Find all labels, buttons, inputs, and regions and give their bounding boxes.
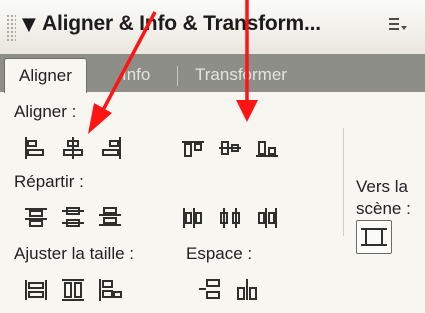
distribute-bottom-icon[interactable] xyxy=(96,204,124,232)
space-evenly-vertical-icon[interactable] xyxy=(196,276,224,304)
panel-menu-icon[interactable] xyxy=(388,16,408,36)
tab-aligner[interactable]: Aligner xyxy=(4,58,87,93)
tab-transformer[interactable]: Transformer xyxy=(181,58,301,92)
distribute-top-icon[interactable] xyxy=(22,204,50,232)
panel-title: Aligner & Info & Transform... xyxy=(42,12,321,35)
align-right-edge-icon[interactable] xyxy=(96,134,124,162)
triangle-down-icon[interactable]: ▼ xyxy=(22,14,36,35)
column-divider xyxy=(343,128,344,236)
distribute-left-icon[interactable] xyxy=(179,204,207,232)
tab-separator xyxy=(177,66,178,86)
to-stage-label: Vers la scène : xyxy=(356,177,411,218)
match-width-and-height-icon[interactable] xyxy=(96,276,124,304)
distribute-right-icon[interactable] xyxy=(253,204,281,232)
match-width-icon[interactable] xyxy=(22,276,50,304)
align-top-edge-icon[interactable] xyxy=(179,134,207,162)
align-label: Aligner : xyxy=(14,102,77,121)
align-vertical-center-icon[interactable] xyxy=(216,134,244,162)
align-bottom-edge-icon[interactable] xyxy=(253,134,281,162)
space-label: Espace : xyxy=(186,244,253,263)
distribute-label: Répartir : xyxy=(14,172,84,191)
match-size-label: Ajuster la taille : xyxy=(14,244,134,263)
space-evenly-horizontal-icon[interactable] xyxy=(233,276,261,304)
distribute-horizontal-center-icon[interactable] xyxy=(216,204,244,232)
align-left-edge-icon[interactable] xyxy=(22,134,50,162)
match-height-icon[interactable] xyxy=(59,276,87,304)
distribute-vertical-center-icon[interactable] xyxy=(59,204,87,232)
tab-info[interactable]: Info xyxy=(108,58,164,92)
panel-window: ▼ Aligner & Info & Transform... Aligner … xyxy=(0,0,425,313)
tab-bar: Aligner Info Transformer xyxy=(0,54,425,93)
panel-grip-handle[interactable] xyxy=(6,14,16,42)
to-stage-toggle-button[interactable] xyxy=(356,220,392,254)
panel-title-bar[interactable]: ▼ Aligner & Info & Transform... xyxy=(0,0,425,55)
align-horizontal-center-icon[interactable] xyxy=(59,134,87,162)
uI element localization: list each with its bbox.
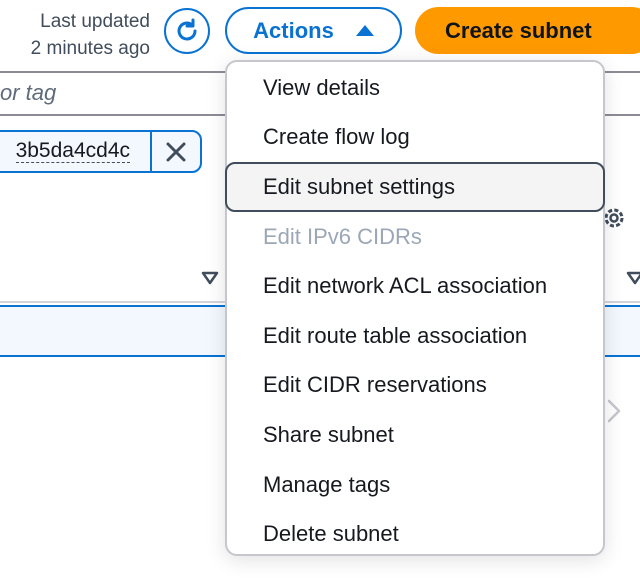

• • • • • • •

Instructions to follow >>
Quote the lines from the records exactly, beginning at the line that contains "distribute-bottom-icon[interactable] xyxy=(96,204,124,232)" and stopping after the line that contains "distribute-right-icon[interactable] xyxy=(253,204,281,232)".

Response to this task >>
distribute-bottom-icon[interactable] xyxy=(96,204,124,232)
space-evenly-vertical-icon[interactable] xyxy=(196,276,224,304)
panel-menu-icon[interactable] xyxy=(388,16,408,36)
tab-aligner[interactable]: Aligner xyxy=(4,58,87,93)
tab-transformer[interactable]: Transformer xyxy=(181,58,301,92)
distribute-top-icon[interactable] xyxy=(22,204,50,232)
panel-title: Aligner & Info & Transform... xyxy=(42,12,321,35)
align-right-edge-icon[interactable] xyxy=(96,134,124,162)
triangle-down-icon[interactable]: ▼ xyxy=(22,14,36,35)
column-divider xyxy=(343,128,344,236)
distribute-left-icon[interactable] xyxy=(179,204,207,232)
tab-separator xyxy=(177,66,178,86)
to-stage-label: Vers la scène : xyxy=(356,177,411,218)
match-width-and-height-icon[interactable] xyxy=(96,276,124,304)
distribute-right-icon[interactable] xyxy=(253,204,281,232)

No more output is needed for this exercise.